The Campaign to Protect Rural England (CPRE) is also concerned that the re-opening of these two redundant quarries could set a precedent that could lead to more than a hundred other dormant quarries in English national parks being reopened through the use of open-ended development rights.

Brian Wallace, managing director of Stancliffe Stone, defended the company’s plans, saying: ‘We have adapted our plans to take account of [local] concerns. But we need this quarry as a reserve for when our other [nearby] quarry is worked out in a few years. Sixty-eight jobs are at risk’. John Bull, chairman of the Peak District national park authority’s planning committee, said legal advice was being sought. ‘This is a very sensitive site and we have said that we do not want it worked. But the quarries already have permission to reopen. It’s not in our power to refuse permission.’ One option under consideration, however, is a land swap which would allow Stancliffe Stone to mine an equivalent amount of similar stone in a less sensitive area.

Dataset entries
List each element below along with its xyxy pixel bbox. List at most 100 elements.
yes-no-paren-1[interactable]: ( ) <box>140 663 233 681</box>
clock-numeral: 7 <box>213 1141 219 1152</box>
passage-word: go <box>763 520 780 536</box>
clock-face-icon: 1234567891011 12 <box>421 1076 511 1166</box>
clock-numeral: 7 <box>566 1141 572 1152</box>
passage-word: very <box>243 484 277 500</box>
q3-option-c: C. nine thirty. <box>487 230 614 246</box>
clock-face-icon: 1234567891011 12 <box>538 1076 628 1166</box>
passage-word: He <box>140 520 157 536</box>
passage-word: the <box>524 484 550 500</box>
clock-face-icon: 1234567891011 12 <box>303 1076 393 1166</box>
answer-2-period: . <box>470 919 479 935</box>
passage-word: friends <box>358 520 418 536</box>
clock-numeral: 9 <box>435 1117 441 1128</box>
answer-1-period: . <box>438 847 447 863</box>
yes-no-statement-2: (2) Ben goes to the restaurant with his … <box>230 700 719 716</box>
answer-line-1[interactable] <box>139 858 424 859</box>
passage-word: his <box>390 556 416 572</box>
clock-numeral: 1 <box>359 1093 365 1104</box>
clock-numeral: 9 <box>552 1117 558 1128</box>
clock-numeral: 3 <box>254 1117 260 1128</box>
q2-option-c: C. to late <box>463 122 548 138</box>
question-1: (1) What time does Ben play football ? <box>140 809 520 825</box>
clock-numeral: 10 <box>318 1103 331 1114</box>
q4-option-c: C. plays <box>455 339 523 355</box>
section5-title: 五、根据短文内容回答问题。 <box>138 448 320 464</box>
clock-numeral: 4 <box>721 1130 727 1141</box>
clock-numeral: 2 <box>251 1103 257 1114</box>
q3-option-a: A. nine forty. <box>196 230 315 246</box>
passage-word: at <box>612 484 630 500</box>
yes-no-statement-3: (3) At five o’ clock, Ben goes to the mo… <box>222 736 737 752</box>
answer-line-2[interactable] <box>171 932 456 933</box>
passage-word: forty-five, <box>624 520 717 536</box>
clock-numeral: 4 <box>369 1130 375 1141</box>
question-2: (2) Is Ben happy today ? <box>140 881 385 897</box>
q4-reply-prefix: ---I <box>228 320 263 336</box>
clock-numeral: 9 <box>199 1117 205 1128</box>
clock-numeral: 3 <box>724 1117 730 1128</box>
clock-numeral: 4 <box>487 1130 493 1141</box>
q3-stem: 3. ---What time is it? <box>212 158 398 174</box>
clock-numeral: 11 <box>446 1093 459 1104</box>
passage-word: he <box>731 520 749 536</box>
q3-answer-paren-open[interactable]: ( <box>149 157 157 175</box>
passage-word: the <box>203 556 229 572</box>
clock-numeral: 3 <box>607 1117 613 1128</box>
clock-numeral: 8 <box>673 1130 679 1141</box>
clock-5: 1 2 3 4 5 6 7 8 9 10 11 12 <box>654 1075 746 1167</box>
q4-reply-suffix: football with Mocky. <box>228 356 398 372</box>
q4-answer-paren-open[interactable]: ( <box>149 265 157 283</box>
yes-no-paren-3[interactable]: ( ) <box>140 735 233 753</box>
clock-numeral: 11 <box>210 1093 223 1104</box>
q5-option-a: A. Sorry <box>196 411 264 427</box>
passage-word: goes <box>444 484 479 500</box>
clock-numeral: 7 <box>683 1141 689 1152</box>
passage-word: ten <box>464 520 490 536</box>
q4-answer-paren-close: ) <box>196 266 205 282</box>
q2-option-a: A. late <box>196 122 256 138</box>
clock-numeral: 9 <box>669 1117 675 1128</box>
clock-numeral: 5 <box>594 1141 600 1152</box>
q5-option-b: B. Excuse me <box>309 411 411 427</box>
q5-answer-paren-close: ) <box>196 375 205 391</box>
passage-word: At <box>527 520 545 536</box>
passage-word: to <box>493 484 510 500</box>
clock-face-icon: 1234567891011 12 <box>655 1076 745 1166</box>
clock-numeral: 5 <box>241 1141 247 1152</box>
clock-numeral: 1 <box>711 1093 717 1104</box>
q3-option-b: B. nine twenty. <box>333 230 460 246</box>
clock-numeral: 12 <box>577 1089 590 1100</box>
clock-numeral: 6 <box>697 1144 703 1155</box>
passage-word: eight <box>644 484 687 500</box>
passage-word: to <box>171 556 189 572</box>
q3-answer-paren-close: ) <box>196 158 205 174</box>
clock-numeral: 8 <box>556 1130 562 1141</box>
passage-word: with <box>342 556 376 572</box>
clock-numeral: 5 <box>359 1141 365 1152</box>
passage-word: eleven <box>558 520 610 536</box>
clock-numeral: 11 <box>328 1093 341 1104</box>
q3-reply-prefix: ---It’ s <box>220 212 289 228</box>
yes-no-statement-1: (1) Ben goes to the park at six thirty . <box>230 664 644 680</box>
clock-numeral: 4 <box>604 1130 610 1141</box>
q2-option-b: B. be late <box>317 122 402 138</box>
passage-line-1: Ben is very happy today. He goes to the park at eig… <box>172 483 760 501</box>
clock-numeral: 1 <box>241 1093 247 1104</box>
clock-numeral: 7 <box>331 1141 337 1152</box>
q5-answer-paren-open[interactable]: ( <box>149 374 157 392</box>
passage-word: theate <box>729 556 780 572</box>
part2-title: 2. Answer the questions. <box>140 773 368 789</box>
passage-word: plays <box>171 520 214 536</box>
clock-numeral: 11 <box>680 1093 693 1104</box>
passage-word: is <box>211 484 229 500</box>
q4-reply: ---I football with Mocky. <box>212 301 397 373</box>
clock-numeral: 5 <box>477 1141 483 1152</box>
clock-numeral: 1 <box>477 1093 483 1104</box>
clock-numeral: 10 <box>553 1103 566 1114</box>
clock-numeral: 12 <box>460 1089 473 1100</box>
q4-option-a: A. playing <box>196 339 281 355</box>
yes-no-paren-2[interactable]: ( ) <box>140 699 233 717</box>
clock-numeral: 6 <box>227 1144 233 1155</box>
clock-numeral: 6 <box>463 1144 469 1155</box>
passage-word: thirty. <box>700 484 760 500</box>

Exercises:
(a) According to the quarry passage, how many jobs does Stancliffe Stone's managing director say are at risk?
(b) From the quarry passage, print the text between "The Campaign to" and "open-ended development rights.", inclusive.
(c) Carry on the quarry passage after its last sentence.

Results by task:
(a) Sixty-eight jobs are at risk.

(b)
The Campaign to Protect Rural England (CPRE) is also concerned that the re-opening of these two redundant quarries could set a precedent that could lead to more than a hundred other dormant quarries in English national parks being reopened through the use of open-ended development rights.

(c)
Lost world discovered under the North Sea

Archaeologists at the University of Birmingham have teamed up with geologists and engineers to devise a virtual reality reconstruction of the prehistoric landscape that now lies beneath the North Sea. Before it was flooded by glacial melting some 8,000 years ago, the North Sea consisted of a large plain drained by a river comparable in size to the Thames or the Rhine. The river channel has provisionally been named the Shotton River after the University’s pioneering geologist and archaeologist, Professor Fred Shotton.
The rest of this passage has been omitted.